SHORT EXERCISE: Pictures stay out of the copy; set down each line of the listing below exactly.

Dataset entries
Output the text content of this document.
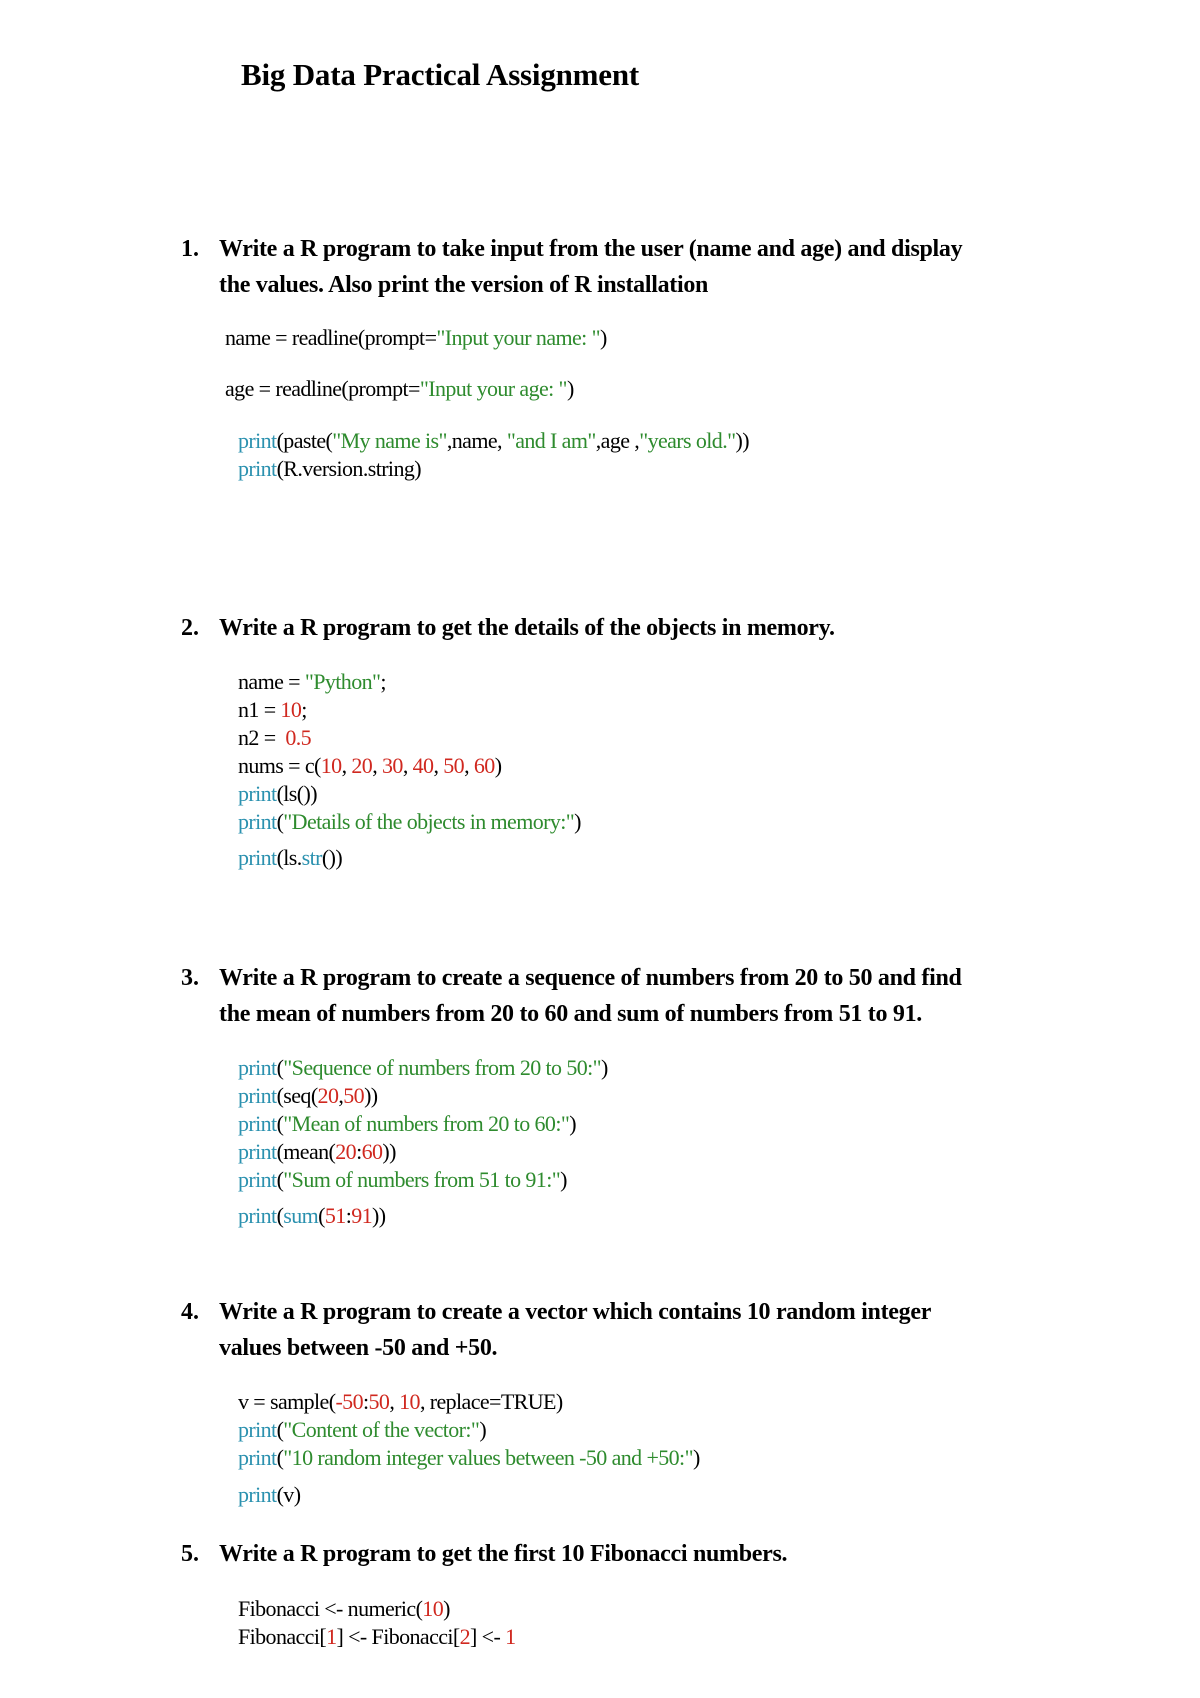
Big Data Practical Assignment
1. Write a R program to take input from the user (name and age) and display
the values. Also print the version of R installation
name = readline(prompt="Input your name: ")
age = readline(prompt="Input your age: ")
print(paste("My name is",name, "and I am",age ,"years old."))
print(R.version.string)
2. Write a R program to get the details of the objects in memory.
name = "Python";
n1 = 10;
n2 =  0.5
nums = c(10, 20, 30, 40, 50, 60)
print(ls())
print("Details of the objects in memory:")
print(ls.str())
3. Write a R program to create a sequence of numbers from 20 to 50 and find
the mean of numbers from 20 to 60 and sum of numbers from 51 to 91.
print("Sequence of numbers from 20 to 50:")
print(seq(20,50))
print("Mean of numbers from 20 to 60:")
print(mean(20:60))
print("Sum of numbers from 51 to 91:")
print(sum(51:91))
4. Write a R program to create a vector which contains 10 random integer
values between -50 and +50.
v = sample(-50:50, 10, replace=TRUE)
print("Content of the vector:")
print("10 random integer values between -50 and +50:")
print(v)
5. Write a R program to get the first 10 Fibonacci numbers.
Fibonacci <- numeric(10)
Fibonacci[1] <- Fibonacci[2] <- 1
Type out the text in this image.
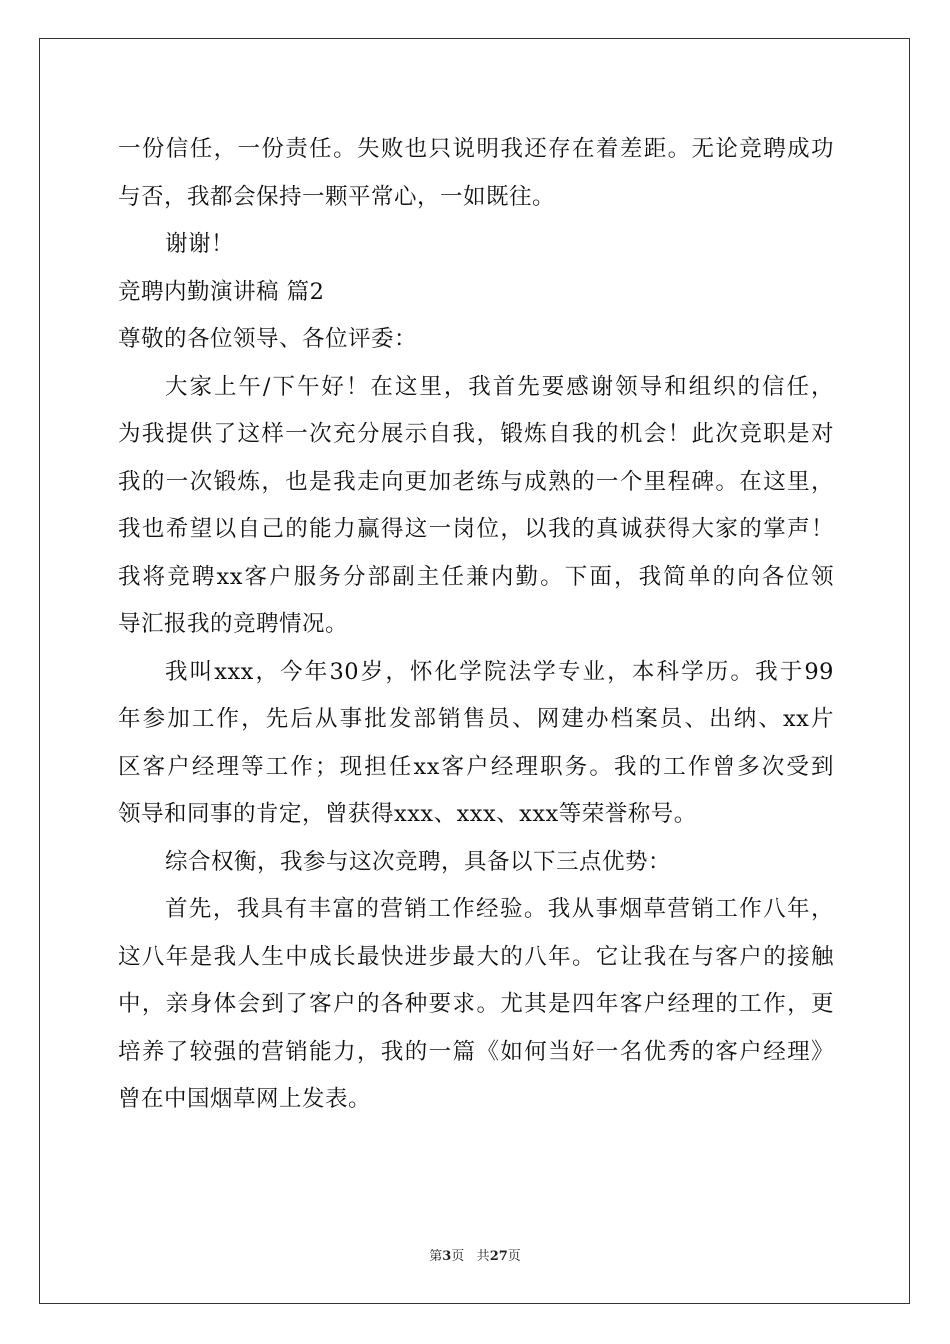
一份信任，一份责任。失败也只说明我还存在着差距。无论竞聘成功
与否，我都会保持一颗平常心，一如既往。
谢谢！
竞聘内勤演讲稿 篇2
尊敬的各位领导、各位评委：
大家上午/下午好！在这里，我首先要感谢领导和组织的信任，
为我提供了这样一次充分展示自我，锻炼自我的机会！此次竞职是对
我的一次锻炼，也是我走向更加老练与成熟的一个里程碑。在这里，
我也希望以自己的能力赢得这一岗位，以我的真诚获得大家的掌声！
我将竞聘xx客户服务分部副主任兼内勤。下面，我简单的向各位领
导汇报我的竞聘情况。
我叫xxx，今年30岁，怀化学院法学专业，本科学历。我于99
年参加工作，先后从事批发部销售员、网建办档案员、出纳、xx片
区客户经理等工作；现担任xx客户经理职务。我的工作曾多次受到
领导和同事的肯定，曾获得xxx、xxx、xxx等荣誉称号。
综合权衡，我参与这次竞聘，具备以下三点优势：
首先，我具有丰富的营销工作经验。我从事烟草营销工作八年，
这八年是我人生中成长最快进步最大的八年。它让我在与客户的接触
中，亲身体会到了客户的各种要求。尤其是四年客户经理的工作，更
培养了较强的营销能力，我的一篇《如何当好一名优秀的客户经理》
曾在中国烟草网上发表。
第3页 共27页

RESPONSE FOR THIS EXERCISE:
Output the text content of this document.
Big Data Practical Assignment
1. Write a R program to take input from the user (name and age) and display
the values. Also print the version of R installation
name = readline(prompt="Input your name: ")
age = readline(prompt="Input your age: ")
print(paste("My name is",name, "and I am",age ,"years old."))
print(R.version.string)
2. Write a R program to get the details of the objects in memory.
name = "Python";
n1 = 10;
n2 =  0.5
nums = c(10, 20, 30, 40, 50, 60)
print(ls())
print("Details of the objects in memory:")
print(ls.str())
3. Write a R program to create a sequence of numbers from 20 to 50 and find
the mean of numbers from 20 to 60 and sum of numbers from 51 to 91.
print("Sequence of numbers from 20 to 50:")
print(seq(20,50))
print("Mean of numbers from 20 to 60:")
print(mean(20:60))
print("Sum of numbers from 51 to 91:")
print(sum(51:91))
4. Write a R program to create a vector which contains 10 random integer
values between -50 and +50.
v = sample(-50:50, 10, replace=TRUE)
print("Content of the vector:")
print("10 random integer values between -50 and +50:")
print(v)
5. Write a R program to get the first 10 Fibonacci numbers.
Fibonacci <- numeric(10)
Fibonacci[1] <- Fibonacci[2] <- 1
Type out the text in this image.
一份信任，一份责任。失败也只说明我还存在着差距。无论竞聘成功
与否，我都会保持一颗平常心，一如既往。
谢谢！
竞聘内勤演讲稿 篇2
尊敬的各位领导、各位评委：
大家上午/下午好！在这里，我首先要感谢领导和组织的信任，
为我提供了这样一次充分展示自我，锻炼自我的机会！此次竞职是对
我的一次锻炼，也是我走向更加老练与成熟的一个里程碑。在这里，
我也希望以自己的能力赢得这一岗位，以我的真诚获得大家的掌声！
我将竞聘xx客户服务分部副主任兼内勤。下面，我简单的向各位领
导汇报我的竞聘情况。
我叫xxx，今年30岁，怀化学院法学专业，本科学历。我于99
年参加工作，先后从事批发部销售员、网建办档案员、出纳、xx片
区客户经理等工作；现担任xx客户经理职务。我的工作曾多次受到
领导和同事的肯定，曾获得xxx、xxx、xxx等荣誉称号。
综合权衡，我参与这次竞聘，具备以下三点优势：
首先，我具有丰富的营销工作经验。我从事烟草营销工作八年，
这八年是我人生中成长最快进步最大的八年。它让我在与客户的接触
中，亲身体会到了客户的各种要求。尤其是四年客户经理的工作，更
培养了较强的营销能力，我的一篇《如何当好一名优秀的客户经理》
曾在中国烟草网上发表。
第3页 共27页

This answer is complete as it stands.